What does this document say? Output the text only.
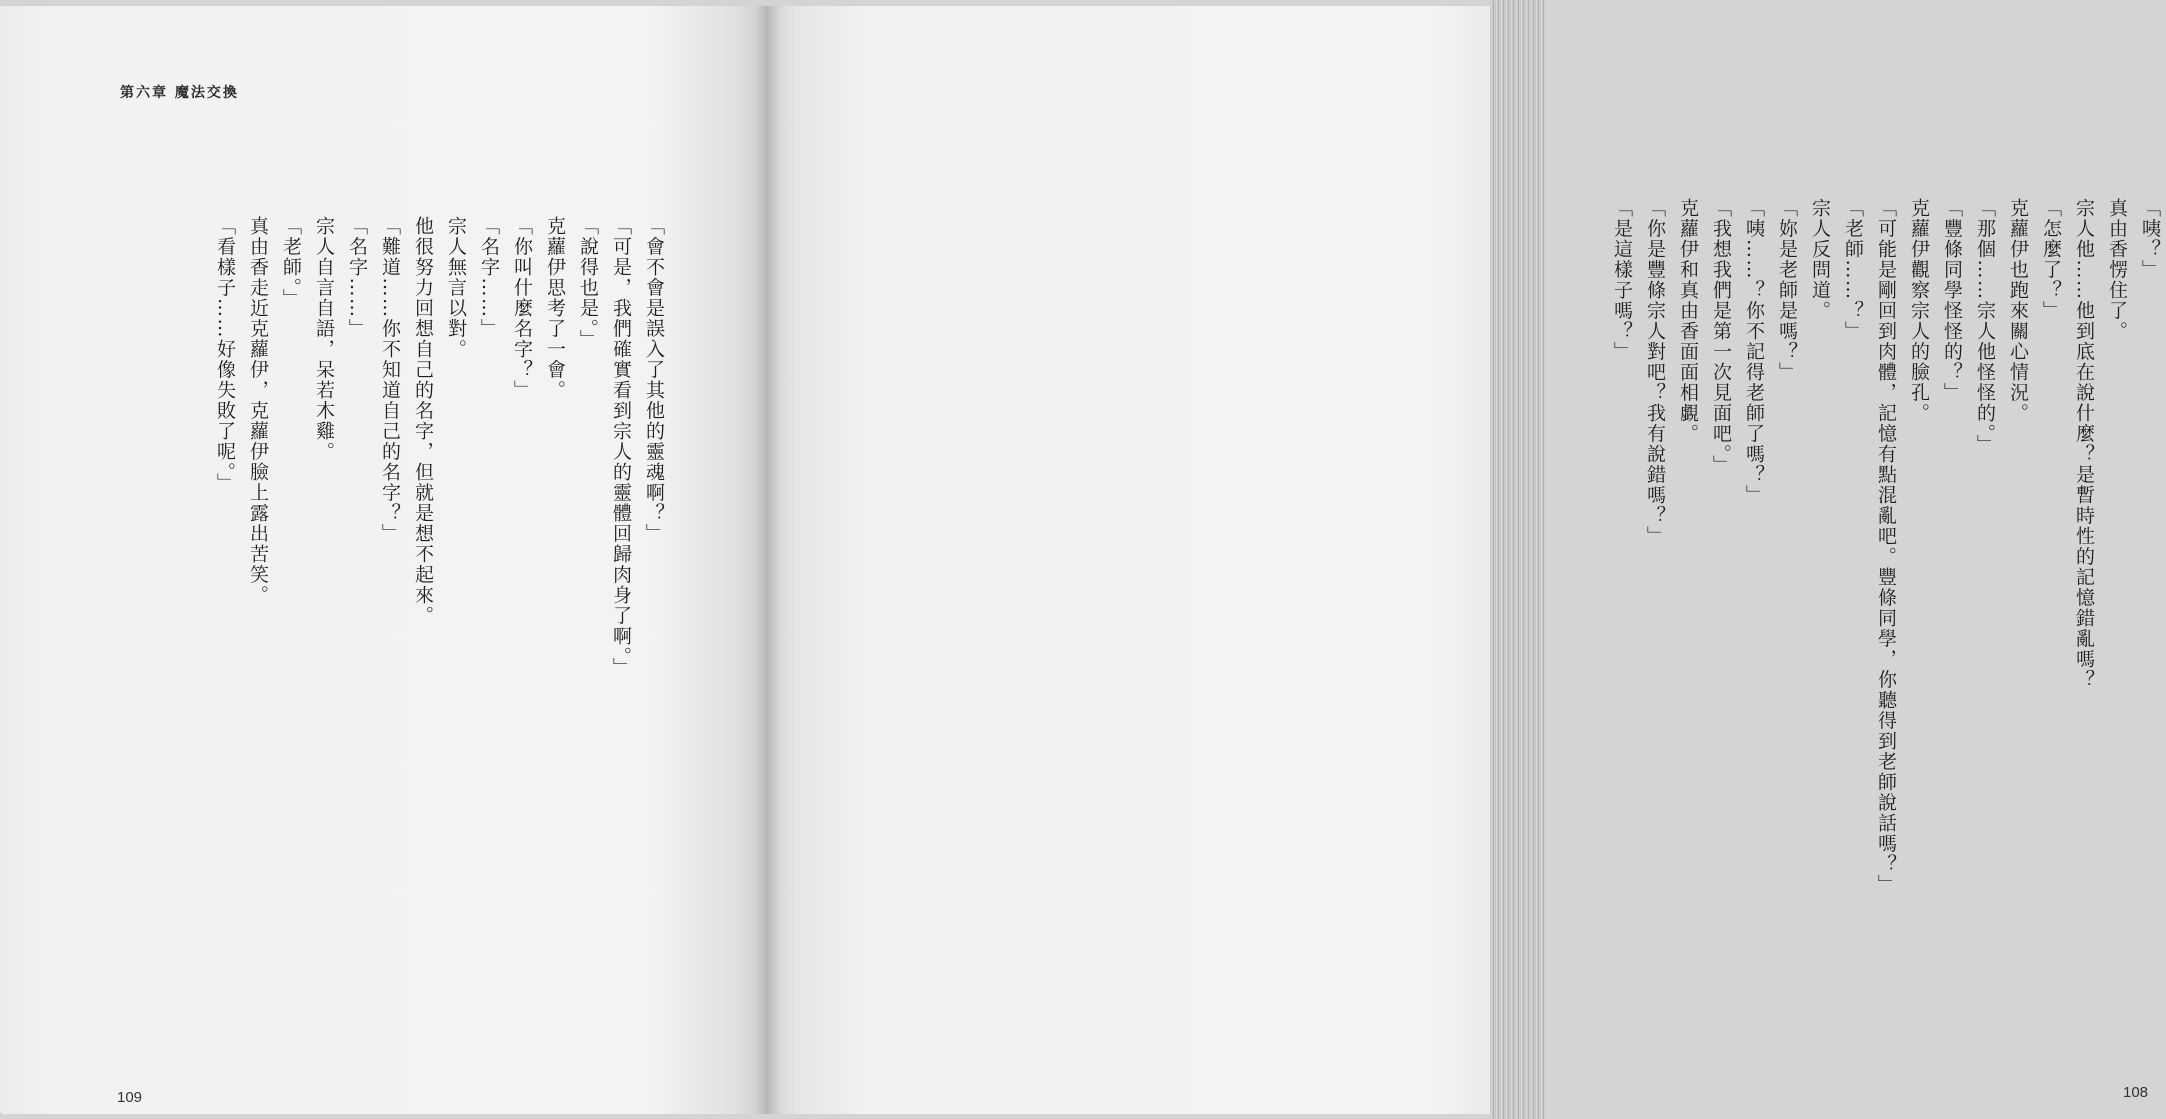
第六章 魔法交換

「會不會是誤入了其他的靈魂啊？」

「可是，我們確實看到宗人的靈體回歸肉身了啊。」

「說得也是。」

克蘿伊思考了一會。

「你叫什麼名字？」

「名字……」

宗人無言以對。

他很努力回想自己的名字，但就是想不起來。

「難道……你不知道自己的名字？」

「名字……」

宗人自言自語，呆若木雞。

「老師。」

真由香走近克蘿伊，克蘿伊臉上露出苦笑。

「看樣子……好像失敗了呢。」

109

「咦？」

真由香愣住了。

宗人他……他到底在說什麼？是暫時性的記憶錯亂嗎？

「怎麼了？」

克蘿伊也跑來關心情況。

「那個……宗人他怪怪的。」

「豐條同學怪怪的？」

克蘿伊觀察宗人的臉孔。

「可能是剛回到肉體，記憶有點混亂吧。豐條同學，你聽得到老師說話嗎？」

「老師……？」

宗人反問道。

「妳是老師是嗎？」

「咦……？你不記得老師了嗎？」

「我想我們是第一次見面吧。」

克蘿伊和真由香面面相覷。

「你是豐條宗人對吧？我有說錯嗎？」

「是這樣子嗎？」

108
---
What you should do: Do not copy the pictures, but repeat every line exactly.

Answer for the task:
What does this document say? Output the text only.
第六章 魔法交換

「會不會是誤入了其他的靈魂啊？」

「可是，我們確實看到宗人的靈體回歸肉身了啊。」

「說得也是。」

克蘿伊思考了一會。

「你叫什麼名字？」

「名字……」

宗人無言以對。

他很努力回想自己的名字，但就是想不起來。

「難道……你不知道自己的名字？」

「名字……」

宗人自言自語，呆若木雞。

「老師。」

真由香走近克蘿伊，克蘿伊臉上露出苦笑。

「看樣子……好像失敗了呢。」

109

「咦？」

真由香愣住了。

宗人他……他到底在說什麼？是暫時性的記憶錯亂嗎？

「怎麼了？」

克蘿伊也跑來關心情況。

「那個……宗人他怪怪的。」

「豐條同學怪怪的？」

克蘿伊觀察宗人的臉孔。

「可能是剛回到肉體，記憶有點混亂吧。豐條同學，你聽得到老師說話嗎？」

「老師……？」

宗人反問道。

「妳是老師是嗎？」

「咦……？你不記得老師了嗎？」

「我想我們是第一次見面吧。」

克蘿伊和真由香面面相覷。

「你是豐條宗人對吧？我有說錯嗎？」

「是這樣子嗎？」

108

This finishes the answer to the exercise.